-- Aim A --
From the description of GPU research below, list every factor named as affecting how effectively GPUs accelerate applications.
-- Aim B --
Render this sentence from the GPU research description below in Spanish: "Most optimization strategies are often proposed and tuned specifically for individual applications."

-- Selection --
===============

Creator Rengasamy, Vasudevan
 
Subject Graphics Processing Unit (GPU)
Parallel Programming (Computer Science)
Parallel Programming Models
Parallel Programming Frameworks
Charm++ (Computer Program Language)
HybridAPI-GPU Management Framework
G-Charm Framework
Accelerator Based Computing
Cholesky Factorization
Computer Science
 
Description The effective use of GPUs for accelerating applications depends on a number of factors including effective asynchronous use of heterogeneous resources, reducing data transfer between CPU and GPU, increasing occupancy of GPU kernels, overlapping data transfers with computations, reducing GPU idling and kernel optimizations. Overcoming these challenges require considerable effort on the part of the application developers. Most optimization strategies are often proposed and tuned specifically for individual applications.
Message-driven executions with over-decomposition of tasks constitute an important model for parallel programming and provide multiple benefits including communication-computation overlap and reduced idling on resources. Charm++ is one such message-driven language which employs over decomposition of tasks, computation-communication overlap and a measurement-based load balancer to achieve high CPU utilization. This research has developed an adaptive runtime framework for efficient executions of Charm++ message-driven parallel applications on GPU systems.

===============

-- Material --
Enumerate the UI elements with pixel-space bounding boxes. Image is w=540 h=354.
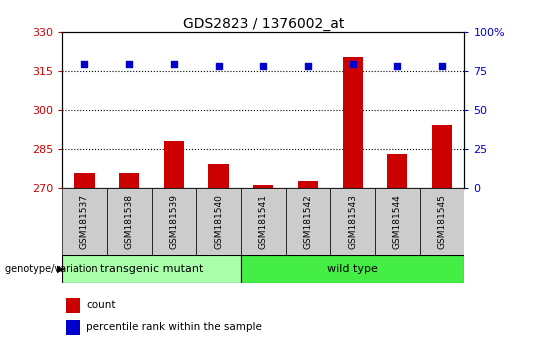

===============

-- Task output A --
- Effective asynchronous use of heterogeneous resources
- Reducing data transfer between CPU and GPU
- Increasing occupancy of GPU kernels
- Overlapping data transfers with computations
- Reducing GPU idling
- Kernel optimizations

-- Task output B --
La mayoría de las estrategias de optimización suelen proponerse y ajustarse específicamente para aplicaciones individuales.